> Request 1:
Using the commit text on rotated bounding boxes, tell whether each statement agrees with it: (a) the commit adds horizontal flipping for rotated bounding boxes; (b) the test plan runs its tests with pytest on test/test_transforms_v2.py; (c) the new helper converts the boxes to float32 before changing their format. Answer yes or no for each, quoting the deciding words of the text.

Add horizontal_flip_rotated_bounding_boxes

AntoineSimoulin · AntoineSimoulin · commit 95ed7cf1d28f · 2025-05-25T19:45:57.000-07:00
Test Plan:
Run unit tests: `pytest test/test_transforms_v2.py -vvv -k "TestHorizontalFlip and test_kernel_bounding_boxes"` and `pytest test/test_transforms_v2.py -vvv -k "TestHorizontalFlip and test_bounding_boxes_correctness"`
diff --git a/test/test_transforms_v2.py b/test/test_transforms_v2.py
@@ -560,6 +560,71 @@ def affine_bounding_boxes(bounding_boxes):
     )
 
 
+def reference_affine_rotated_bounding_boxes_helper(bounding_boxes, *, affine_matrix, new_canvas_size=None, clamp=True):
+    format = bounding_boxes.format
+    canvas_size = new_canvas_size or bounding_boxes.canvas_size
+
+    def affine_rotated_bounding_boxes(bounding_boxes):
+        dtype = bounding_boxes.dtype
+        device = bounding_boxes.device
+
+        # Go to float before converting to prevent precision loss in case of CXCYWHR -> XYXYXYXY and W or H is 1
+        input_xyxyxyxy = F.convert_bounding_box_format(
+            bounding_boxes.to(dtype=torch.float64, device="cpu", copy=True),
+            old_format=format,
+            new_format=tv_tensors.BoundingBoxFormat.XYXYXYXY,
+            inplace=True,
+        )

> Provided data:

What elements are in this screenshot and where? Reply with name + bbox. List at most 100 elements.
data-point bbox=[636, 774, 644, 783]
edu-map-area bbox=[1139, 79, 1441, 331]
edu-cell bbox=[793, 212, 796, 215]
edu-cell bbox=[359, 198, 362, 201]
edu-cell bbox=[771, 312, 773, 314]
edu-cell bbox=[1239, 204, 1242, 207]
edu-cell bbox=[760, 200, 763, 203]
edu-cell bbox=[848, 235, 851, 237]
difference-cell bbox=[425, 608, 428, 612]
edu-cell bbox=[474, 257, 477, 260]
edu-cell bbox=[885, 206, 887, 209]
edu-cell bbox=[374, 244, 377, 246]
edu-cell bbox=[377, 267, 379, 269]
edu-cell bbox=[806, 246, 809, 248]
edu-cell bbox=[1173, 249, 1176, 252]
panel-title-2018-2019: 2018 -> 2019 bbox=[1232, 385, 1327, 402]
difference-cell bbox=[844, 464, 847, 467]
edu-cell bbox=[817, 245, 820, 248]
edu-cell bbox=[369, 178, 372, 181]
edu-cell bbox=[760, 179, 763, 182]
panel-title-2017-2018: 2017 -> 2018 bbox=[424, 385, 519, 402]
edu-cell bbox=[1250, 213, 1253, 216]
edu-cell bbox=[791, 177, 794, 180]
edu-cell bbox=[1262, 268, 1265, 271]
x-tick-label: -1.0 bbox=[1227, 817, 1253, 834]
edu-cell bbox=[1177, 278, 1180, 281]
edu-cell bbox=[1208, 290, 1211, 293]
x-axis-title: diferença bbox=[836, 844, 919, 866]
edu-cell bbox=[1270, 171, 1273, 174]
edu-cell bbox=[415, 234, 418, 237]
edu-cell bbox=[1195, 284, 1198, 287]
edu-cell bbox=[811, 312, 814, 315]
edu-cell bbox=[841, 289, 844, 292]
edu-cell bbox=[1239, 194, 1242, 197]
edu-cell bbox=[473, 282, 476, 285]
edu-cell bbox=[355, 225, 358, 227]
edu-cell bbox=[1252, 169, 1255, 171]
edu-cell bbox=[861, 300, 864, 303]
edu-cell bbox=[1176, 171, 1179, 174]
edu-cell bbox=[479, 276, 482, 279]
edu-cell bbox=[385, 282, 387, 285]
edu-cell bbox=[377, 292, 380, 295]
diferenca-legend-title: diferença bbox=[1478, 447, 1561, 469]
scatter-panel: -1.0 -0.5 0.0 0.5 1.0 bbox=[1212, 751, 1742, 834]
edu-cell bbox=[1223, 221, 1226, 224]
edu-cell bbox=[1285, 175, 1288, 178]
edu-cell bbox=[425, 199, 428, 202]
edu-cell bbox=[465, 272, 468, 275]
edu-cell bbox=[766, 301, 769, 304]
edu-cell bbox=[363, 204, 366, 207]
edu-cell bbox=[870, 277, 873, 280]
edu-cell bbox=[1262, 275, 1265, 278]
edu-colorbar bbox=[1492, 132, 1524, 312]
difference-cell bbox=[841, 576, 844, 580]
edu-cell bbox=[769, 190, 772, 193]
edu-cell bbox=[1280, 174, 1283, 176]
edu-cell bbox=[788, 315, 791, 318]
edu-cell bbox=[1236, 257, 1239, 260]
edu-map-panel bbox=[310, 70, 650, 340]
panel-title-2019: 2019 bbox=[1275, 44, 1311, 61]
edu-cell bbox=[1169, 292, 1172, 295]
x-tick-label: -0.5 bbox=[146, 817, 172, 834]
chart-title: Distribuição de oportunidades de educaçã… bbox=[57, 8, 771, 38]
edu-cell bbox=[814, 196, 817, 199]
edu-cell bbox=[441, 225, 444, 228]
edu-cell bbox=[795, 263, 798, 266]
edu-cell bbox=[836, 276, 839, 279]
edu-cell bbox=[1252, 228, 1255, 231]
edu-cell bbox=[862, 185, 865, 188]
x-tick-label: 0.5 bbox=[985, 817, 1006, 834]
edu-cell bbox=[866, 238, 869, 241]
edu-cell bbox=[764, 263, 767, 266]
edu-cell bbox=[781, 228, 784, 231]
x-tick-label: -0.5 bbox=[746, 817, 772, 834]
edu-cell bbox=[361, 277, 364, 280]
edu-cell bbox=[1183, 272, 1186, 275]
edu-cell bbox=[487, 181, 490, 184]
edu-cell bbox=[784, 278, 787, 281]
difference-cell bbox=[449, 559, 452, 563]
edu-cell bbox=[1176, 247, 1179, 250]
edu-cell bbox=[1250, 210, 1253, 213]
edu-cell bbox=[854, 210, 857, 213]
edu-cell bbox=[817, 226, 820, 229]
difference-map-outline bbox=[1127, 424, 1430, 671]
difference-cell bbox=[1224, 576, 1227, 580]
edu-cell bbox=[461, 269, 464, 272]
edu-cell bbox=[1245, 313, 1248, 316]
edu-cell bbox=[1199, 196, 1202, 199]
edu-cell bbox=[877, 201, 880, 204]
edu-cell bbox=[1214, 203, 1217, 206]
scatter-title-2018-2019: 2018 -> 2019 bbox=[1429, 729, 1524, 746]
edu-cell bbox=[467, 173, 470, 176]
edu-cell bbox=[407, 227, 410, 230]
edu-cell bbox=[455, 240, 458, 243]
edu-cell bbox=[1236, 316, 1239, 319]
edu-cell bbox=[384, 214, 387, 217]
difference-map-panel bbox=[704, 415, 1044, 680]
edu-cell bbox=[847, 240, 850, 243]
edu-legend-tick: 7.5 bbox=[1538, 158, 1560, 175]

> Request 2:
Write out the records without changes, beginning with their first line and going on through the line with "edu-cell bbox=[760, 179, 763, 182]", including both ends.

> Response 1:
(a) Yes: "Add horizontal_flip_rotated_bounding_boxes"
(b) Yes: "pytest test/test_transforms_v2.py"
(c) No: "dtype=torch.float64"

> Response 2:
What elements are in this screenshot and where? Reply with name + bbox. List at most 100 elements.
data-point bbox=[636, 774, 644, 783]
edu-map-area bbox=[1139, 79, 1441, 331]
edu-cell bbox=[793, 212, 796, 215]
edu-cell bbox=[359, 198, 362, 201]
edu-cell bbox=[771, 312, 773, 314]
edu-cell bbox=[1239, 204, 1242, 207]
edu-cell bbox=[760, 200, 763, 203]
edu-cell bbox=[848, 235, 851, 237]
difference-cell bbox=[425, 608, 428, 612]
edu-cell bbox=[474, 257, 477, 260]
edu-cell bbox=[885, 206, 887, 209]
edu-cell bbox=[374, 244, 377, 246]
edu-cell bbox=[377, 267, 379, 269]
edu-cell bbox=[806, 246, 809, 248]
edu-cell bbox=[1173, 249, 1176, 252]
panel-title-2018-2019: 2018 -> 2019 bbox=[1232, 385, 1327, 402]
difference-cell bbox=[844, 464, 847, 467]
edu-cell bbox=[817, 245, 820, 248]
edu-cell bbox=[369, 178, 372, 181]
edu-cell bbox=[760, 179, 763, 182]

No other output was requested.